Dataset rows about figures:
◇ ◇ ◇ ◇
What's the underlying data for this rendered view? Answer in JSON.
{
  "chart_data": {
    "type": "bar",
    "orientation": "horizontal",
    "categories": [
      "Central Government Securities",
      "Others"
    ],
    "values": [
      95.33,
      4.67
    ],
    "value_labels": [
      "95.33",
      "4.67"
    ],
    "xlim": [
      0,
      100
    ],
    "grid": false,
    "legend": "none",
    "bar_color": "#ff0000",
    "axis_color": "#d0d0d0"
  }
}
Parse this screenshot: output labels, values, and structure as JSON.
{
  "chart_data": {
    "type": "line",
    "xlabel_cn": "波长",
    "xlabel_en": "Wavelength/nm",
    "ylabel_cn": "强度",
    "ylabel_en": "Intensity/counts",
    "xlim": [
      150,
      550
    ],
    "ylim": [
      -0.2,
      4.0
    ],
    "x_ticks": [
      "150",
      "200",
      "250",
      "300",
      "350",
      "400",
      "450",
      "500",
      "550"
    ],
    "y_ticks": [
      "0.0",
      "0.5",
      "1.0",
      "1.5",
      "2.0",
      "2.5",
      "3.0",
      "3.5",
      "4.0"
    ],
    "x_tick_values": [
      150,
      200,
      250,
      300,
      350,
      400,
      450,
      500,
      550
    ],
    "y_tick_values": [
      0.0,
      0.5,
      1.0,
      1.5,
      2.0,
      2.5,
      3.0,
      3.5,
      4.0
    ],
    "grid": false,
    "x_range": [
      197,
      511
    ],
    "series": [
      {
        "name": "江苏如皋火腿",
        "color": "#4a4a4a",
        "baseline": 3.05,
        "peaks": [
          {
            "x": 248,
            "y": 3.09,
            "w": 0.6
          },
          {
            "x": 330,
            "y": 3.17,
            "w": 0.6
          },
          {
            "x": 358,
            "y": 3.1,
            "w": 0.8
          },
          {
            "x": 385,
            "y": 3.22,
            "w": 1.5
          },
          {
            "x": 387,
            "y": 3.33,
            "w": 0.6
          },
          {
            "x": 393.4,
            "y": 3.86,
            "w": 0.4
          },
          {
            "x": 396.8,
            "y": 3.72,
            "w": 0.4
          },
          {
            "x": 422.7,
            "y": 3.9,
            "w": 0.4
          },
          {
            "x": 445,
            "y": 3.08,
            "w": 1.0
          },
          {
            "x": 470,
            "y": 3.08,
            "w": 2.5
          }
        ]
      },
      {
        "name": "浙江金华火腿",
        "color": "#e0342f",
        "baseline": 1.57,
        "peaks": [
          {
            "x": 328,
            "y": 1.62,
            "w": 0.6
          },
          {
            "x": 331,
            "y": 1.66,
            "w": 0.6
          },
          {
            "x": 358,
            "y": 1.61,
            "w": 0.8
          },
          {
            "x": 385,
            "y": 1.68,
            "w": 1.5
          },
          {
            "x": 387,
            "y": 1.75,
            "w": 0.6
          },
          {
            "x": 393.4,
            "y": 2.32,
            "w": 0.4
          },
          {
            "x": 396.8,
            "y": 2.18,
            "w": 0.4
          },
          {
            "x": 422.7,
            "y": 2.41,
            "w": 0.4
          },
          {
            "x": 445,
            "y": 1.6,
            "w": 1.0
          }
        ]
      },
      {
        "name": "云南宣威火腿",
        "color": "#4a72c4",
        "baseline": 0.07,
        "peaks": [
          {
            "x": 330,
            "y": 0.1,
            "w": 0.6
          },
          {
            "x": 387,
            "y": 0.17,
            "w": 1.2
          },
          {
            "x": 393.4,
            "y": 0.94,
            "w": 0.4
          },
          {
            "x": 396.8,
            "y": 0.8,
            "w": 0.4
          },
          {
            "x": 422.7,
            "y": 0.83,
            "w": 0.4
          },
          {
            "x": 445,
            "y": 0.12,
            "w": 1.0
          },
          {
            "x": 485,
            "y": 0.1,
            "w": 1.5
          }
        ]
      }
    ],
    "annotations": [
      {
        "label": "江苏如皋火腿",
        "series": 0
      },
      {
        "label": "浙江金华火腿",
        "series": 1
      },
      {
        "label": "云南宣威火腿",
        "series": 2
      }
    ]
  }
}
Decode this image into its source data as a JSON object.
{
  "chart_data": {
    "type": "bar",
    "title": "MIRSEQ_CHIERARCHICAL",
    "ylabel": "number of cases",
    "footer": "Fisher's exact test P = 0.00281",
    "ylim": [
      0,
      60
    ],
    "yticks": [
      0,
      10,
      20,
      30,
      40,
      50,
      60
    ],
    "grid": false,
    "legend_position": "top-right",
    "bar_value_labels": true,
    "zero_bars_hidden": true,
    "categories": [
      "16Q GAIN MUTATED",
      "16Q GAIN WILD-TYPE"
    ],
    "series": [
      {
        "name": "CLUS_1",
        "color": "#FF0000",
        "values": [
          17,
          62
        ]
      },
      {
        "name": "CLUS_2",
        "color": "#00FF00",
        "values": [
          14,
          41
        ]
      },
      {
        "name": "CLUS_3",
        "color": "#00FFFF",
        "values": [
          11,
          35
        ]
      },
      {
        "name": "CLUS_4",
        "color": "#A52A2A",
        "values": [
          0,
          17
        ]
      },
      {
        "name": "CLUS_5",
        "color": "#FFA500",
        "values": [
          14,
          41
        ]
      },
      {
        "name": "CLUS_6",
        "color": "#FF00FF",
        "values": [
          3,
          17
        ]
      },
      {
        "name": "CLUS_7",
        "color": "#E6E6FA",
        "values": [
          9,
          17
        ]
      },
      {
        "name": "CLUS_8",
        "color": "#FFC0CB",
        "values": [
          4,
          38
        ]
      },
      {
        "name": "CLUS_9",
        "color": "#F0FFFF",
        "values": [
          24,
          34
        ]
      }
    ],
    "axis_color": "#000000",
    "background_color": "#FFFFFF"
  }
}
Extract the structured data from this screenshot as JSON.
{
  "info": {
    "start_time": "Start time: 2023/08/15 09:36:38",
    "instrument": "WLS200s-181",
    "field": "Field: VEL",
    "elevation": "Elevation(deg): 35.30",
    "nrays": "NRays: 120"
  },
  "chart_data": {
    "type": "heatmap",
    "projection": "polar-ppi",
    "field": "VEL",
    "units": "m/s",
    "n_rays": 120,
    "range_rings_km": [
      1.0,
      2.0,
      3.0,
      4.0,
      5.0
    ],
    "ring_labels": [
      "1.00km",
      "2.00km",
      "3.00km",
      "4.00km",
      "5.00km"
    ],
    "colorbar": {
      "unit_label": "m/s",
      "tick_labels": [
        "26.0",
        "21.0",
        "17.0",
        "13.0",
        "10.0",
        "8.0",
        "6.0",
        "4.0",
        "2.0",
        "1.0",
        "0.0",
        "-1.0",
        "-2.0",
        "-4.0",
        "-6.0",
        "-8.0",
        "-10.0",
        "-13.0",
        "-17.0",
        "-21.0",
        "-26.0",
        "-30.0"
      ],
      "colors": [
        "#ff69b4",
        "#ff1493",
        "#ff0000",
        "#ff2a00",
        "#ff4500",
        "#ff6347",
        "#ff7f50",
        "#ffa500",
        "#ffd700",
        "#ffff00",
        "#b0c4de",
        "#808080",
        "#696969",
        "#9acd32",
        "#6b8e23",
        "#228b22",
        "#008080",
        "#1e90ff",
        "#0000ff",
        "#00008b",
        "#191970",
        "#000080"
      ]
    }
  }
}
◇ ◇ ◇ ◇
Exercise details:
Only lines with "baseline" are wanted here; list each of them.

Written solution:
        "baseline": 3.05,
        "baseline": 1.57,
        "baseline": 0.07,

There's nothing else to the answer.